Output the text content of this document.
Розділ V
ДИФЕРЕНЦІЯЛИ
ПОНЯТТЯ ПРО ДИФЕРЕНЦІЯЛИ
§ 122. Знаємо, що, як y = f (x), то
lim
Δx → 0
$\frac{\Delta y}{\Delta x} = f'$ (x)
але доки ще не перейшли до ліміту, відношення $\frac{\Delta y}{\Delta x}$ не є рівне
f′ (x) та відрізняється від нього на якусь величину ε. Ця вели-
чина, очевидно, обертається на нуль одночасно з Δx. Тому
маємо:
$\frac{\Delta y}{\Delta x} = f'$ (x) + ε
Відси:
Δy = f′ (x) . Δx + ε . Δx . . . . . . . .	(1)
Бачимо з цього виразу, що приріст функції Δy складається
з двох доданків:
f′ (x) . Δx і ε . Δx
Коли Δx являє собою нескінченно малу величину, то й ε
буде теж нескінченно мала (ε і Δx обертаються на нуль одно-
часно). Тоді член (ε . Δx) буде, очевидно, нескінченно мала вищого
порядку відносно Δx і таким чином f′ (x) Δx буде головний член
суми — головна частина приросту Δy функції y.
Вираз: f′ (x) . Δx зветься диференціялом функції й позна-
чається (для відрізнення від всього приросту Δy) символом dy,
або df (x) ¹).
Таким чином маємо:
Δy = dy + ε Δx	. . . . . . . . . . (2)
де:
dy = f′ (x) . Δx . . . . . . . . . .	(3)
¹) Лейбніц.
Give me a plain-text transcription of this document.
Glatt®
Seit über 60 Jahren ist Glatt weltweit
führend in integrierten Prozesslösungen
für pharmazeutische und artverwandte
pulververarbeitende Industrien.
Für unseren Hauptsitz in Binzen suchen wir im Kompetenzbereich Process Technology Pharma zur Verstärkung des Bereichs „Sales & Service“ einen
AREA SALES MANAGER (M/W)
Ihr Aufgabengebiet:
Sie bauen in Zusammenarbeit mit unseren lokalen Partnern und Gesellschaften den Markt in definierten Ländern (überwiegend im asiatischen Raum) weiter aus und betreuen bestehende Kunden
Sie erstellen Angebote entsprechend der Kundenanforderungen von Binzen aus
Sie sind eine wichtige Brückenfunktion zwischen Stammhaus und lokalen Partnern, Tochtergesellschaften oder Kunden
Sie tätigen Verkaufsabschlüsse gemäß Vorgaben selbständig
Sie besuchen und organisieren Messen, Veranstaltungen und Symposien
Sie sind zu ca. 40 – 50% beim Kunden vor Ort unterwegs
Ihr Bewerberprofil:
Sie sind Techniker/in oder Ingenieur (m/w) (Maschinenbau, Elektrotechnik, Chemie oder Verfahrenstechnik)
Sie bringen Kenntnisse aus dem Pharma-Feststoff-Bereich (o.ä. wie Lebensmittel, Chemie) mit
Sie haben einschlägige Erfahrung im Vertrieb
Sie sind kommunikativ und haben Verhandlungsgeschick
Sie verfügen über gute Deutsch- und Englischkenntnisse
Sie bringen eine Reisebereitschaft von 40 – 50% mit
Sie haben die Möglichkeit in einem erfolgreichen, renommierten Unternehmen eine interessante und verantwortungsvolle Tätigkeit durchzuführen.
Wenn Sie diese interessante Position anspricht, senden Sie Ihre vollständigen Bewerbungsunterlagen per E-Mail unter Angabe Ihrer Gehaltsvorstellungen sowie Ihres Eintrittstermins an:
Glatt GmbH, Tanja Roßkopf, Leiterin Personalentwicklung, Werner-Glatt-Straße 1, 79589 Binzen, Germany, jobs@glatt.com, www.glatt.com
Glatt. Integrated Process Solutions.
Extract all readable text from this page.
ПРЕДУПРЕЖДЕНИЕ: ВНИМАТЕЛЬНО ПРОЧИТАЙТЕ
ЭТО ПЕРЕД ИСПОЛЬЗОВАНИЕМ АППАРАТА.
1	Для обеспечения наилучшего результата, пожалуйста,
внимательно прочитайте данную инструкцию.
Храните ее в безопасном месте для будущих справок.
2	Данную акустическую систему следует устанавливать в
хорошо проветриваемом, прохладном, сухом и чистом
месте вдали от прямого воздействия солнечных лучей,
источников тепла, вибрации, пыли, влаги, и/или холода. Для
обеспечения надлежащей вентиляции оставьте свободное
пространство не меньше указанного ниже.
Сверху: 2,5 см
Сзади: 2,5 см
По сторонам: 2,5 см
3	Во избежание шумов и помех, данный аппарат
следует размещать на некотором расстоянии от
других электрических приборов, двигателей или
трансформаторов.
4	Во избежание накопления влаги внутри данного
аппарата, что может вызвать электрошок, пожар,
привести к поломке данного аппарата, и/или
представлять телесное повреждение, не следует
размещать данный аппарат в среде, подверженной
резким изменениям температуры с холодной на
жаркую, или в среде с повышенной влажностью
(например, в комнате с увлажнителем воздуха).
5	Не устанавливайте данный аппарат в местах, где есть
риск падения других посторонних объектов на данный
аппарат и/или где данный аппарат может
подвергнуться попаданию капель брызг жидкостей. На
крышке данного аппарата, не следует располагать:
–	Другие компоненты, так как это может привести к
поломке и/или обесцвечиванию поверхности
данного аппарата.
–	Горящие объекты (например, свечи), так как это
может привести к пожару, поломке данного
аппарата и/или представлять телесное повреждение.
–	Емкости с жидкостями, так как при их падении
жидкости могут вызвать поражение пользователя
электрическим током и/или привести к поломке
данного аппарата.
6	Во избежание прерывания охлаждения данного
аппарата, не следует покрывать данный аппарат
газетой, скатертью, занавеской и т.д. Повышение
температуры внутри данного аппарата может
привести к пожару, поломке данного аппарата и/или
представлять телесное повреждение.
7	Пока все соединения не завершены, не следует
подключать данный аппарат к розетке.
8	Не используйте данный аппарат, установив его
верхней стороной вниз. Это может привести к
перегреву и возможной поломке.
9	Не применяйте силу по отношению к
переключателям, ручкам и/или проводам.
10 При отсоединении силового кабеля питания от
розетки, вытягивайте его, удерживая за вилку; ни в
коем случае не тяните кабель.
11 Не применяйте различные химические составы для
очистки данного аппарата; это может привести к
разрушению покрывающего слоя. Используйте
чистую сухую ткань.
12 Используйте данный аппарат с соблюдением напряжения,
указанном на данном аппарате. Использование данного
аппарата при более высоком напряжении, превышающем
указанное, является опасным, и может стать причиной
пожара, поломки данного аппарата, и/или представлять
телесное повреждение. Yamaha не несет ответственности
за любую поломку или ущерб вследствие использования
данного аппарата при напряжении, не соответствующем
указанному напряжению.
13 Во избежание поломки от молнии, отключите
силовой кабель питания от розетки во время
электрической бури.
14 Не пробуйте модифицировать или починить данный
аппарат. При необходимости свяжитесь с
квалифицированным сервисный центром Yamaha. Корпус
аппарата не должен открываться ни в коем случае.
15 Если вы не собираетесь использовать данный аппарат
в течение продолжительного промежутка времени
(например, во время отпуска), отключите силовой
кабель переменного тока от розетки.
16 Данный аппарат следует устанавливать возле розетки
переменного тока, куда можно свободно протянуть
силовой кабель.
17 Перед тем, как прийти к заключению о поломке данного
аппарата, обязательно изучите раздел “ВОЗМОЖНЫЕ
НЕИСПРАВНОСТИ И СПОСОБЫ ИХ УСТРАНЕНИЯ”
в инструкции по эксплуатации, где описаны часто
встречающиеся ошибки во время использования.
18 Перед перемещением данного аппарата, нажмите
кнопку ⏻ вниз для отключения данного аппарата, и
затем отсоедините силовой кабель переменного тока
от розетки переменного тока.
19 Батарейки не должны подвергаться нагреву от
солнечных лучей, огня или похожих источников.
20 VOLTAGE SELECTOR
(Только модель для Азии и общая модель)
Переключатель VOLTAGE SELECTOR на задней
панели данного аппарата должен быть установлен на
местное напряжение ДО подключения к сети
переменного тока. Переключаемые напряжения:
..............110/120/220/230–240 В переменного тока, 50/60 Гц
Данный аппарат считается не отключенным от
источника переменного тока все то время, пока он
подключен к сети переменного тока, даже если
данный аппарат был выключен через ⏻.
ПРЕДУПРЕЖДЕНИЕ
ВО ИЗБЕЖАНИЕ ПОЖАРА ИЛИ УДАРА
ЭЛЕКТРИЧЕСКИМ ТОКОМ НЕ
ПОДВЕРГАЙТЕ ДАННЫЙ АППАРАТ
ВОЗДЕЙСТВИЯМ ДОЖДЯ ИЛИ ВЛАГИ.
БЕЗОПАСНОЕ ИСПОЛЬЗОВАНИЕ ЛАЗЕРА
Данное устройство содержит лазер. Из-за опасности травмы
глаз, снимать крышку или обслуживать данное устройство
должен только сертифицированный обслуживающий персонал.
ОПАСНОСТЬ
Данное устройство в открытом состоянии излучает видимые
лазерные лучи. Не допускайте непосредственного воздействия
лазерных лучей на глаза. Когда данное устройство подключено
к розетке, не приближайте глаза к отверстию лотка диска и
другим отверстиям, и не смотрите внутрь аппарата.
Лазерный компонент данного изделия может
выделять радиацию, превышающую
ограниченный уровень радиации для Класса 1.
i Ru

□ □ □

> _Short problem_: Go through the data and count each line that has the word "Process", then give the total alone.

> _Answer for the task_: 2